# Aim of the exercise:
Retype all of the listing exactly, passing over any picture you find.

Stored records
%%

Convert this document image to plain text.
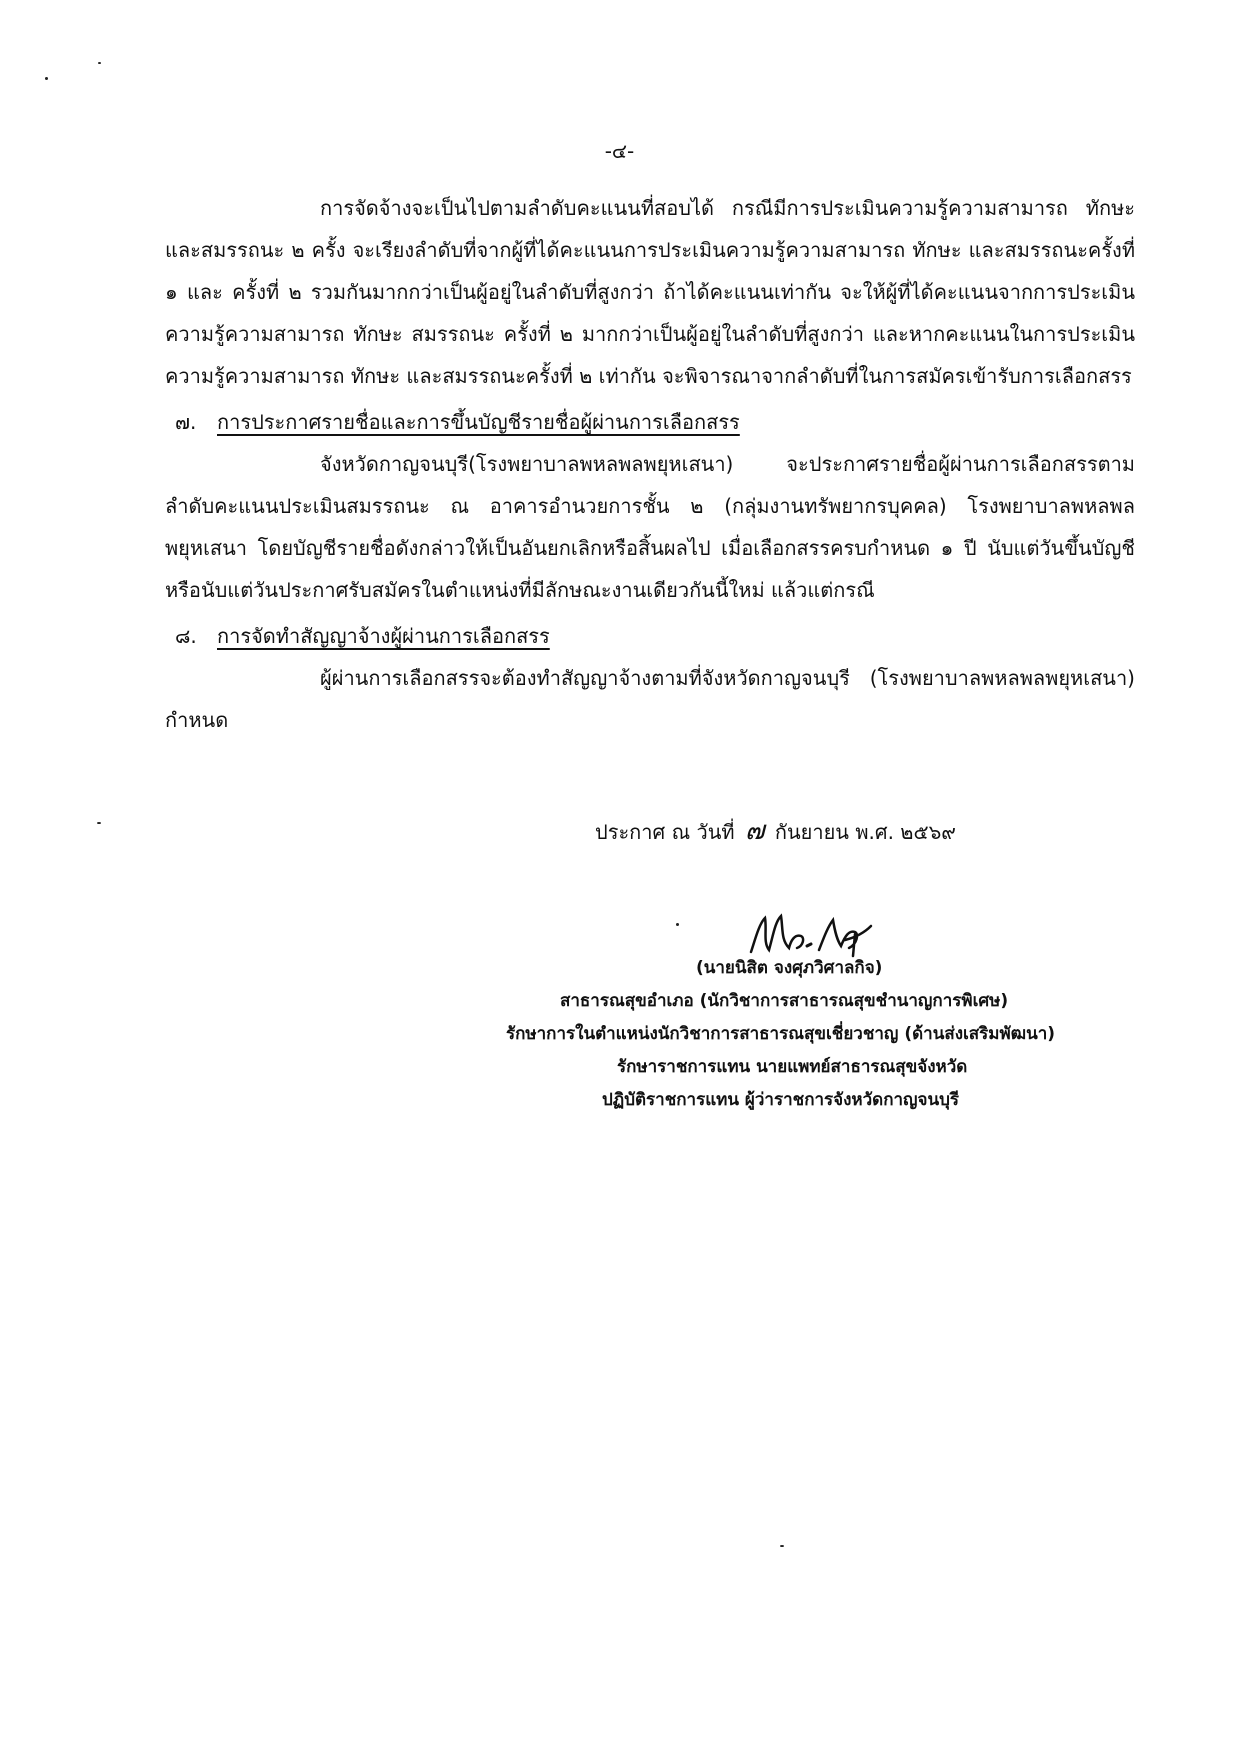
-๔-

การจัดจ้างจะเป็นไปตามลำดับคะแนนที่สอบได้ กรณีมีการประเมินความรู้ความสามารถ ทักษะ และสมรรถนะ ๒ ครั้ง จะเรียงลำดับที่จากผู้ที่ได้คะแนนการประเมินความรู้ความสามารถ ทักษะ และสมรรถนะครั้งที่ ๑ และ ครั้งที่ ๒ รวมกันมากกว่าเป็นผู้อยู่ในลำดับที่สูงกว่า ถ้าได้คะแนนเท่ากัน จะให้ผู้ที่ได้คะแนนจากการประเมินความรู้ความสามารถ ทักษะ สมรรถนะ ครั้งที่ ๒ มากกว่าเป็นผู้อยู่ในลำดับที่สูงกว่า และหากคะแนนในการประเมินความรู้ความสามารถ ทักษะ และสมรรถนะครั้งที่ ๒ เท่ากัน จะพิจารณาจากลำดับที่ในการสมัครเข้ารับการเลือกสรร

๗. การประกาศรายชื่อและการขึ้นบัญชีรายชื่อผู้ผ่านการเลือกสรร

จังหวัดกาญจนบุรี(โรงพยาบาลพหลพลพยุหเสนา) จะประกาศรายชื่อผู้ผ่านการเลือกสรรตามลำดับคะแนนประเมินสมรรถนะ ณ อาคารอำนวยการชั้น ๒ (กลุ่มงานทรัพยากรบุคคล) โรงพยาบาลพหลพลพยุหเสนา โดยบัญชีรายชื่อดังกล่าวให้เป็นอันยกเลิกหรือสิ้นผลไป เมื่อเลือกสรรครบกำหนด ๑ ปี นับแต่วันขึ้นบัญชีหรือนับแต่วันประกาศรับสมัครในตำแหน่งที่มีลักษณะงานเดียวกันนี้ใหม่ แล้วแต่กรณี

๘. การจัดทำสัญญาจ้างผู้ผ่านการเลือกสรร

ผู้ผ่านการเลือกสรรจะต้องทำสัญญาจ้างตามที่จังหวัดกาญจนบุรี (โรงพยาบาลพหลพลพยุหเสนา) กำหนด

ประกาศ ณ วันที่ ๗ กันยายน พ.ศ. ๒๕๖๙
(นายนิสิต จงศุภวิศาลกิจ)
สาธารณสุขอำเภอ (นักวิชาการสาธารณสุขชำนาญการพิเศษ)
รักษาการในตำแหน่งนักวิชาการสาธารณสุขเชี่ยวชาญ (ด้านส่งเสริมพัฒนา)
รักษาราชการแทน นายแพทย์สาธารณสุขจังหวัด
ปฏิบัติราชการแทน ผู้ว่าราชการจังหวัดกาญจนบุรี
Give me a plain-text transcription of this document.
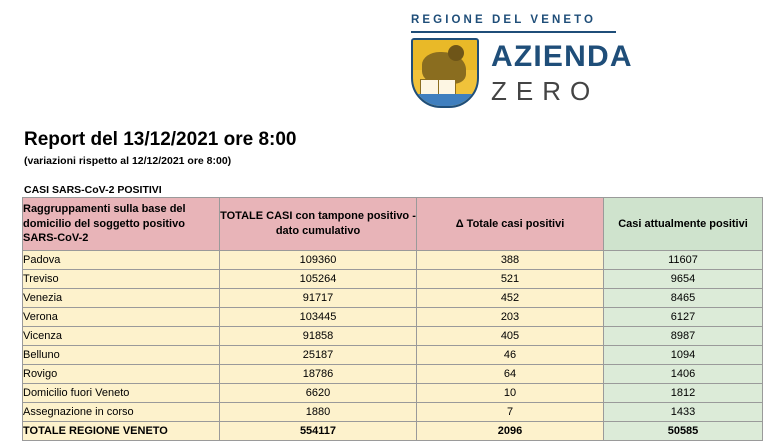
REGIONE DEL VENETO
AZIENDA
ZERO
Report del 13/12/2021 ore 8:00
(variazioni rispetto al 12/12/2021 ore 8:00)
CASI SARS-CoV-2 POSITIVI
Raggruppamenti sulla base del domicilio del soggetto positivo SARS-CoV-2	TOTALE CASI con tampone positivo - dato cumulativo	Δ Totale casi positivi	Casi attualmente positivi
Padova	109360	388	11607
Treviso	105264	521	9654
Venezia	91717	452	8465
Verona	103445	203	6127
Vicenza	91858	405	8987
Belluno	25187	46	1094
Rovigo	18786	64	1406
Domicilio fuori Veneto	6620	10	1812
Assegnazione in corso	1880	7	1433
TOTALE REGIONE VENETO	554117	2096	50585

%%

# Correct answer:
Convert this document image to plain text.
-๔-

การจัดจ้างจะเป็นไปตามลำดับคะแนนที่สอบได้ กรณีมีการประเมินความรู้ความสามารถ ทักษะ และสมรรถนะ ๒ ครั้ง จะเรียงลำดับที่จากผู้ที่ได้คะแนนการประเมินความรู้ความสามารถ ทักษะ และสมรรถนะครั้งที่ ๑ และ ครั้งที่ ๒ รวมกันมากกว่าเป็นผู้อยู่ในลำดับที่สูงกว่า ถ้าได้คะแนนเท่ากัน จะให้ผู้ที่ได้คะแนนจากการประเมินความรู้ความสามารถ ทักษะ สมรรถนะ ครั้งที่ ๒ มากกว่าเป็นผู้อยู่ในลำดับที่สูงกว่า และหากคะแนนในการประเมินความรู้ความสามารถ ทักษะ และสมรรถนะครั้งที่ ๒ เท่ากัน จะพิจารณาจากลำดับที่ในการสมัครเข้ารับการเลือกสรร

๗. การประกาศรายชื่อและการขึ้นบัญชีรายชื่อผู้ผ่านการเลือกสรร

จังหวัดกาญจนบุรี(โรงพยาบาลพหลพลพยุหเสนา) จะประกาศรายชื่อผู้ผ่านการเลือกสรรตามลำดับคะแนนประเมินสมรรถนะ ณ อาคารอำนวยการชั้น ๒ (กลุ่มงานทรัพยากรบุคคล) โรงพยาบาลพหลพลพยุหเสนา โดยบัญชีรายชื่อดังกล่าวให้เป็นอันยกเลิกหรือสิ้นผลไป เมื่อเลือกสรรครบกำหนด ๑ ปี นับแต่วันขึ้นบัญชีหรือนับแต่วันประกาศรับสมัครในตำแหน่งที่มีลักษณะงานเดียวกันนี้ใหม่ แล้วแต่กรณี

๘. การจัดทำสัญญาจ้างผู้ผ่านการเลือกสรร

ผู้ผ่านการเลือกสรรจะต้องทำสัญญาจ้างตามที่จังหวัดกาญจนบุรี (โรงพยาบาลพหลพลพยุหเสนา) กำหนด

ประกาศ ณ วันที่ ๗ กันยายน พ.ศ. ๒๕๖๙
(นายนิสิต จงศุภวิศาลกิจ)
สาธารณสุขอำเภอ (นักวิชาการสาธารณสุขชำนาญการพิเศษ)
รักษาการในตำแหน่งนักวิชาการสาธารณสุขเชี่ยวชาญ (ด้านส่งเสริมพัฒนา)
รักษาราชการแทน นายแพทย์สาธารณสุขจังหวัด
ปฏิบัติราชการแทน ผู้ว่าราชการจังหวัดกาญจนบุรี
Give me a plain-text transcription of this document.
REGIONE DEL VENETO
AZIENDA
ZERO
Report del 13/12/2021 ore 8:00
(variazioni rispetto al 12/12/2021 ore 8:00)
CASI SARS-CoV-2 POSITIVI
Raggruppamenti sulla base del domicilio del soggetto positivo SARS-CoV-2	TOTALE CASI con tampone positivo - dato cumulativo	Δ Totale casi positivi	Casi attualmente positivi
Padova	109360	388	11607
Treviso	105264	521	9654
Venezia	91717	452	8465
Verona	103445	203	6127
Vicenza	91858	405	8987
Belluno	25187	46	1094
Rovigo	18786	64	1406
Domicilio fuori Veneto	6620	10	1812
Assegnazione in corso	1880	7	1433
TOTALE REGIONE VENETO	554117	2096	50585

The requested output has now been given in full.